• _Given passage_

-- Start --

[PATCH v2 0/4] reset/checkout: fix miscellaneous sparse index bugs

[Date Prev][Date Next][Thread Prev][Thread Next][Date Index][Thread Index]

 



While working on sparse index integration for 'git rm' [1], Shaoxuan found
that removed sparse directories, when reset, would no longer be sparse. This
was due to how 'unpack_trees()' determined whether a traversed directory was
a sparse directory or not; it would only unpack an entry as a sparse
directory if it existed in the index. However, if the sparse directory was
removed, it would be treated like a non-sparse directory and its contents
would be individually unpacked.

To avoid this unnecessary traversal and keep the results of 'reset' as
sparse as possible, the decision logic for whether a directory is sparse is
changed to:

 * If the directory is a sparse directory in the index, unpack it.
 * If not, is the directory inside the sparse cone? If so, do not unpack it.
 * If the directory is outside the sparse cone, does it have any child
   entries in the index? If so, do not unpack it.
 * Otherwise, unpack the entry as a sparse directory.

In the process of updating 'reset', a separate issue was found in 'checkout'
where collapsed sparse directories did not have modified contents reported
file-by-file. A similar bug was found with 'status' in 2c521b0e49 (status:
fix nested sparse directory diff in sparse index, 2022-03-01), and
'checkout' was corrected the same way (setting the diff flag 'recursive' to
1).


Changes since V1
================

 * Reverted the removal of 'index_entry_exists()' to avoid breaking other
   in-flight series.
 * Renamed 'is_missing_sparse_dir()' to 'is_new_sparse_dir()'; revised
   comments and commit messages to clarify what that function is doing and
   why.
 * Handled "unexpected" inputs to 'is_new_sparse_dir()' more gently,
   returning 0 if 'p' is not a directory or the directory already exists in
   the index (rather than exiting with 'BUG()'). This is intended to make
   'is_new_sparse_dir()' less reliant on information about the index
   established by 'unpack_callback()' & 'unpack_single_entry()', resulting
   in easier-to-read and more reusable code.

Thanks!

 * Victoria

[1]
https://lore.kernel.org/git/20220803045118.1243087-1-shaoxuan.yuan02@xxxxxxxxx/

Victoria Dye (4):
  checkout: fix nested sparse directory diff in sparse index
  oneway_diff: handle removed sparse directories
  cache.h: create 'index_name_pos_sparse()'
  unpack-trees: unpack new trees as sparse directories

 builtin/checkout.c                       |   1 +
 cache.h                                  |   9 ++
 diff-lib.c                               |   5 ++
 read-cache.c                             |   5 ++
 t/t1092-sparse-checkout-compatibility.sh |  25 ++++++
 unpack-trees.c                           | 106 ++++++++++++++++++++---
 6 files changed, 141 insertions(+), 10 deletions(-)

-- End --

• _Dataset content_
-- Start --

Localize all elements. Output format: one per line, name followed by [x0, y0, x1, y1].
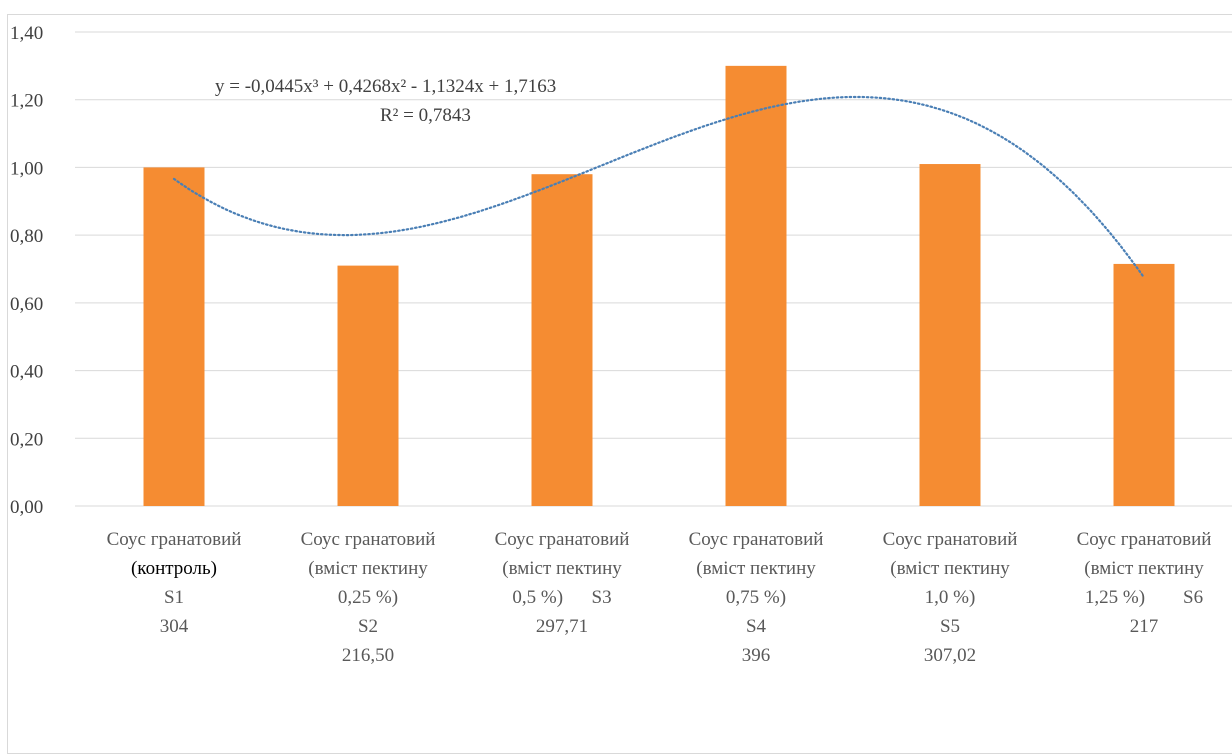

-- End --

• _Tasks_
(a) Reproduce word for word the part of the sparse index patch text starting with "To avoid this" and going on through "index? If so, do not unpack it.".
(b) For each statement, say yes or no according to the sparse index patch text, quoting the words that decide it. (i) Version 2 renames 'is_missing_sparse_dir()' to 'is_new_sparse_dir()'. (ii) Version 2 removes 'index_entry_exists()'. (iii) The series changes five files.

• _Task results_
(a)
To avoid this unnecessary traversal and keep the results of 'reset' as
sparse as possible, the decision logic for whether a directory is sparse is
changed to:

 * If the directory is a sparse directory in the index, unpack it.
 * If not, is the directory inside the sparse cone? If so, do not unpack it.
 * If the directory is outside the sparse cone, does it have any child
   entries in the index? If so, do not unpack it.

(b)
(i) Yes: "Renamed 'is_missing_sparse_dir()' to 'is_new_sparse_dir()'"
(ii) No: "Reverted the removal of 'index_entry_exists()' to avoid breaking other in-flight series."
(iii) No: "6 files changed, 141 insertions(+), 10 deletions(-)"